■ **PROMPT**
Retype the complete listing exactly as it appears.

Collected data
++++++++++++++++++++
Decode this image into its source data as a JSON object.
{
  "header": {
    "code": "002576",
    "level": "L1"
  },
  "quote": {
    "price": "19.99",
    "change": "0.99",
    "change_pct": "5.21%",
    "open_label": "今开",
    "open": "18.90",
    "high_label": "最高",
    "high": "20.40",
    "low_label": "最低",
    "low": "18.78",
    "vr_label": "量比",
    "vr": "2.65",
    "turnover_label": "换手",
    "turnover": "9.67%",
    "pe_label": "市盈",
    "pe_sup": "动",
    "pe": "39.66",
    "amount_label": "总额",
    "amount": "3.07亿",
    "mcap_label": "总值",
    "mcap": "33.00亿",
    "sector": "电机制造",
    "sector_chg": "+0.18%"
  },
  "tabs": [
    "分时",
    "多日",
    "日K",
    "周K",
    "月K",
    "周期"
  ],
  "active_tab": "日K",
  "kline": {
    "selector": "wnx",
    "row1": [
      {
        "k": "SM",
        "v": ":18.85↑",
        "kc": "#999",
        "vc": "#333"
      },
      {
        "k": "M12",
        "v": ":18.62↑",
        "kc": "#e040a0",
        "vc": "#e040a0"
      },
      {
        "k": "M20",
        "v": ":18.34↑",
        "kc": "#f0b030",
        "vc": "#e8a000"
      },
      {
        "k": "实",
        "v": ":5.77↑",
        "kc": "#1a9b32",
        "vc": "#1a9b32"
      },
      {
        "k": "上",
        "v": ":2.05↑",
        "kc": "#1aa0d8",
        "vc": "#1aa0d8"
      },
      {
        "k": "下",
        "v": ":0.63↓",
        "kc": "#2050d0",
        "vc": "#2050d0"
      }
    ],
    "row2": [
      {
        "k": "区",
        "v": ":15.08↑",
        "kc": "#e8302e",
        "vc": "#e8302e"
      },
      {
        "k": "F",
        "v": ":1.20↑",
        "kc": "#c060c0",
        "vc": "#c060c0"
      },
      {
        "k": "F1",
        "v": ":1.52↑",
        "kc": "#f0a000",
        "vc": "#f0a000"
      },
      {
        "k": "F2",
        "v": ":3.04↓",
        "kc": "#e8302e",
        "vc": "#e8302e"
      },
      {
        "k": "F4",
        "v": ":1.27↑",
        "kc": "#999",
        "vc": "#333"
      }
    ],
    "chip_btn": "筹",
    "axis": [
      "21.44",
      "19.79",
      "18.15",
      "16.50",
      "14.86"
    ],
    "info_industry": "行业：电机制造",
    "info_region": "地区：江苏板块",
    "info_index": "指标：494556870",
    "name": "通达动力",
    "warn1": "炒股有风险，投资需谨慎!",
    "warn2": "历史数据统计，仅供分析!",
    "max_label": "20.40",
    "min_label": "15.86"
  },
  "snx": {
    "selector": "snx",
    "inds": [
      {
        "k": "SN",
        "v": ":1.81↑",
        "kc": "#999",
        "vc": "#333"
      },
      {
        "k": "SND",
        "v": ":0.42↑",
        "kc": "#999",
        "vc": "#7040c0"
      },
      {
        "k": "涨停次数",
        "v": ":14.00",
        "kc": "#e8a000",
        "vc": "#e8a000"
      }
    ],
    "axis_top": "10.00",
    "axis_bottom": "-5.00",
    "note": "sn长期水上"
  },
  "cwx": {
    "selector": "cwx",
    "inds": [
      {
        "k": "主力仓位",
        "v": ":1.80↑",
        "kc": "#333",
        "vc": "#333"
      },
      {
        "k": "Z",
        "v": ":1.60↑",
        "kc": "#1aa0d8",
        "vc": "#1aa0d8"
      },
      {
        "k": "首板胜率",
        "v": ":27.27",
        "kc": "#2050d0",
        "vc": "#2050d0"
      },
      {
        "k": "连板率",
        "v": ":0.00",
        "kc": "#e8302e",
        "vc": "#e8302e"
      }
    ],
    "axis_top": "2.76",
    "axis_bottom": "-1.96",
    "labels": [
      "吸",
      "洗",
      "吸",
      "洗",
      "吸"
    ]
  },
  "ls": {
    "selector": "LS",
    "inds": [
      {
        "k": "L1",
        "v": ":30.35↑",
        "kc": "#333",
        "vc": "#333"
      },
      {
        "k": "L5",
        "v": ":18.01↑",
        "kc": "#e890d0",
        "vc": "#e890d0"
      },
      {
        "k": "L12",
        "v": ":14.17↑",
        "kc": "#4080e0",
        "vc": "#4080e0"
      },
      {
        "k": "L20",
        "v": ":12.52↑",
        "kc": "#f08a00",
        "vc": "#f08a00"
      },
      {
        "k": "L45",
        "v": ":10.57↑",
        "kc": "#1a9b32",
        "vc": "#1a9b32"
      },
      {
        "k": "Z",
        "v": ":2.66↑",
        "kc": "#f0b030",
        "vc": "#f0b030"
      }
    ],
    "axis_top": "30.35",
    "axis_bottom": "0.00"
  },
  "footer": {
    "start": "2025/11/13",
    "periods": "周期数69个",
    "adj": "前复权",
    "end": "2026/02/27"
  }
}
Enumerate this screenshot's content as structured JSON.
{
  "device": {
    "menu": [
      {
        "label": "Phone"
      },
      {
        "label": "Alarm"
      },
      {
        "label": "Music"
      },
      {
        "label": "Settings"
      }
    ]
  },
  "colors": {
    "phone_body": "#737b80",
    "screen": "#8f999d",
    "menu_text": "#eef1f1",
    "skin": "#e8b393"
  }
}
++++++++++++++++++++
■ **WRITTEN ANSWER**
Decode this image into its source data as a JSON object.
{
  "header": {
    "code": "002576",
    "level": "L1"
  },
  "quote": {
    "price": "19.99",
    "change": "0.99",
    "change_pct": "5.21%",
    "open_label": "今开",
    "open": "18.90",
    "high_label": "最高",
    "high": "20.40",
    "low_label": "最低",
    "low": "18.78",
    "vr_label": "量比",
    "vr": "2.65",
    "turnover_label": "换手",
    "turnover": "9.67%",
    "pe_label": "市盈",
    "pe_sup": "动",
    "pe": "39.66",
    "amount_label": "总额",
    "amount": "3.07亿",
    "mcap_label": "总值",
    "mcap": "33.00亿",
    "sector": "电机制造",
    "sector_chg": "+0.18%"
  },
  "tabs": [
    "分时",
    "多日",
    "日K",
    "周K",
    "月K",
    "周期"
  ],
  "active_tab": "日K",
  "kline": {
    "selector": "wnx",
    "row1": [
      {
        "k": "SM",
        "v": ":18.85↑",
        "kc": "#999",
        "vc": "#333"
      },
      {
        "k": "M12",
        "v": ":18.62↑",
        "kc": "#e040a0",
        "vc": "#e040a0"
      },
      {
        "k": "M20",
        "v": ":18.34↑",
        "kc": "#f0b030",
        "vc": "#e8a000"
      },
      {
        "k": "实",
        "v": ":5.77↑",
        "kc": "#1a9b32",
        "vc": "#1a9b32"
      },
      {
        "k": "上",
        "v": ":2.05↑",
        "kc": "#1aa0d8",
        "vc": "#1aa0d8"
      },
      {
        "k": "下",
        "v": ":0.63↓",
        "kc": "#2050d0",
        "vc": "#2050d0"
      }
    ],
    "row2": [
      {
        "k": "区",
        "v": ":15.08↑",
        "kc": "#e8302e",
        "vc": "#e8302e"
      },
      {
        "k": "F",
        "v": ":1.20↑",
        "kc": "#c060c0",
        "vc": "#c060c0"
      },
      {
        "k": "F1",
        "v": ":1.52↑",
        "kc": "#f0a000",
        "vc": "#f0a000"
      },
      {
        "k": "F2",
        "v": ":3.04↓",
        "kc": "#e8302e",
        "vc": "#e8302e"
      },
      {
        "k": "F4",
        "v": ":1.27↑",
        "kc": "#999",
        "vc": "#333"
      }
    ],
    "chip_btn": "筹",
    "axis": [
      "21.44",
      "19.79",
      "18.15",
      "16.50",
      "14.86"
    ],
    "info_industry": "行业：电机制造",
    "info_region": "地区：江苏板块",
    "info_index": "指标：494556870",
    "name": "通达动力",
    "warn1": "炒股有风险，投资需谨慎!",
    "warn2": "历史数据统计，仅供分析!",
    "max_label": "20.40",
    "min_label": "15.86"
  },
  "snx": {
    "selector": "snx",
    "inds": [
      {
        "k": "SN",
        "v": ":1.81↑",
        "kc": "#999",
        "vc": "#333"
      },
      {
        "k": "SND",
        "v": ":0.42↑",
        "kc": "#999",
        "vc": "#7040c0"
      },
      {
        "k": "涨停次数",
        "v": ":14.00",
        "kc": "#e8a000",
        "vc": "#e8a000"
      }
    ],
    "axis_top": "10.00",
    "axis_bottom": "-5.00",
    "note": "sn长期水上"
  },
  "cwx": {
    "selector": "cwx",
    "inds": [
      {
        "k": "主力仓位",
        "v": ":1.80↑",
        "kc": "#333",
        "vc": "#333"
      },
      {
        "k": "Z",
        "v": ":1.60↑",
        "kc": "#1aa0d8",
        "vc": "#1aa0d8"
      },
      {
        "k": "首板胜率",
        "v": ":27.27",
        "kc": "#2050d0",
        "vc": "#2050d0"
      },
      {
        "k": "连板率",
        "v": ":0.00",
        "kc": "#e8302e",
        "vc": "#e8302e"
      }
    ],
    "axis_top": "2.76",
    "axis_bottom": "-1.96",
    "labels": [
      "吸",
      "洗",
      "吸",
      "洗",
      "吸"
    ]
  },
  "ls": {
    "selector": "LS",
    "inds": [
      {
        "k": "L1",
        "v": ":30.35↑",
        "kc": "#333",
        "vc": "#333"
      },
      {
        "k": "L5",
        "v": ":18.01↑",
        "kc": "#e890d0",
        "vc": "#e890d0"
      },
      {
        "k": "L12",
        "v": ":14.17↑",
        "kc": "#4080e0",
        "vc": "#4080e0"
      },
      {
        "k": "L20",
        "v": ":12.52↑",
        "kc": "#f08a00",
        "vc": "#f08a00"
      },
      {
        "k": "L45",
        "v": ":10.57↑",
        "kc": "#1a9b32",
        "vc": "#1a9b32"
      },
      {
        "k": "Z",
        "v": ":2.66↑",
        "kc": "#f0b030",
        "vc": "#f0b030"
      }
    ],
    "axis_top": "30.35",
    "axis_bottom": "0.00"
  },
  "footer": {
    "start": "2025/11/13",
    "periods": "周期数69个",
    "adj": "前复权",
    "end": "2026/02/27"
  }
}
Enumerate this screenshot's content as structured JSON.
{
  "device": {
    "menu": [
      {
        "label": "Phone"
      },
      {
        "label": "Alarm"
      },
      {
        "label": "Music"
      },
      {
        "label": "Settings"
      }
    ]
  },
  "colors": {
    "phone_body": "#737b80",
    "screen": "#8f999d",
    "menu_text": "#eef1f1",
    "skin": "#e8b393"
  }
}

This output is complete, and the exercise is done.